● Task requirements:
Write out the whole listing word for word.

[Extracted records]
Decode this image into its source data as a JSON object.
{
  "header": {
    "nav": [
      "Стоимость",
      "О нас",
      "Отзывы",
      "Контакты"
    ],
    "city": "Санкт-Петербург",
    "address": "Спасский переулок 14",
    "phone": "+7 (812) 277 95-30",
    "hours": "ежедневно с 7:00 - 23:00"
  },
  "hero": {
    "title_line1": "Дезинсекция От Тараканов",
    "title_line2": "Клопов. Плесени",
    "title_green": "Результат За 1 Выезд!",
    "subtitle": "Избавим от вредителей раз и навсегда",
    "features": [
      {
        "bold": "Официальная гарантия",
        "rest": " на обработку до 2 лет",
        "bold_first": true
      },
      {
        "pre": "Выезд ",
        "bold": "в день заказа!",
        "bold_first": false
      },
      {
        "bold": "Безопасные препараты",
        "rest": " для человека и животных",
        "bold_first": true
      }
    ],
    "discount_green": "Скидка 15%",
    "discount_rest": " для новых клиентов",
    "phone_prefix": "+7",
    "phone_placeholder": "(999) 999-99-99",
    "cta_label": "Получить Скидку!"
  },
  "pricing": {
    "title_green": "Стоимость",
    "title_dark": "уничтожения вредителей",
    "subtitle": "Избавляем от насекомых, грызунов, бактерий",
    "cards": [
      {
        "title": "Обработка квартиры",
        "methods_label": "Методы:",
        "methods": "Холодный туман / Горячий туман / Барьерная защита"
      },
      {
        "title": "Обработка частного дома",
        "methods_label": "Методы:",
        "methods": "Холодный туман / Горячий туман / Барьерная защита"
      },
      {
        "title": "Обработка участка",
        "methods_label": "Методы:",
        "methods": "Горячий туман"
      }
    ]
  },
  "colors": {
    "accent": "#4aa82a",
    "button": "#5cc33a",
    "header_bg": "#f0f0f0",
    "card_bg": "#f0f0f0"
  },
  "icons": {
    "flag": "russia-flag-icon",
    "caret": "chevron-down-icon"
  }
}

● Expected answer:
Decode this image into its source data as a JSON object.
{
  "header": {
    "nav": [
      "Стоимость",
      "О нас",
      "Отзывы",
      "Контакты"
    ],
    "city": "Санкт-Петербург",
    "address": "Спасский переулок 14",
    "phone": "+7 (812) 277 95-30",
    "hours": "ежедневно с 7:00 - 23:00"
  },
  "hero": {
    "title_line1": "Дезинсекция От Тараканов",
    "title_line2": "Клопов. Плесени",
    "title_green": "Результат За 1 Выезд!",
    "subtitle": "Избавим от вредителей раз и навсегда",
    "features": [
      {
        "bold": "Официальная гарантия",
        "rest": " на обработку до 2 лет",
        "bold_first": true
      },
      {
        "pre": "Выезд ",
        "bold": "в день заказа!",
        "bold_first": false
      },
      {
        "bold": "Безопасные препараты",
        "rest": " для человека и животных",
        "bold_first": true
      }
    ],
    "discount_green": "Скидка 15%",
    "discount_rest": " для новых клиентов",
    "phone_prefix": "+7",
    "phone_placeholder": "(999) 999-99-99",
    "cta_label": "Получить Скидку!"
  },
  "pricing": {
    "title_green": "Стоимость",
    "title_dark": "уничтожения вредителей",
    "subtitle": "Избавляем от насекомых, грызунов, бактерий",
    "cards": [
      {
        "title": "Обработка квартиры",
        "methods_label": "Методы:",
        "methods": "Холодный туман / Горячий туман / Барьерная защита"
      },
      {
        "title": "Обработка частного дома",
        "methods_label": "Методы:",
        "methods": "Холодный туман / Горячий туман / Барьерная защита"
      },
      {
        "title": "Обработка участка",
        "methods_label": "Методы:",
        "methods": "Горячий туман"
      }
    ]
  },
  "colors": {
    "accent": "#4aa82a",
    "button": "#5cc33a",
    "header_bg": "#f0f0f0",
    "card_bg": "#f0f0f0"
  },
  "icons": {
    "flag": "russia-flag-icon",
    "caret": "chevron-down-icon"
  }
}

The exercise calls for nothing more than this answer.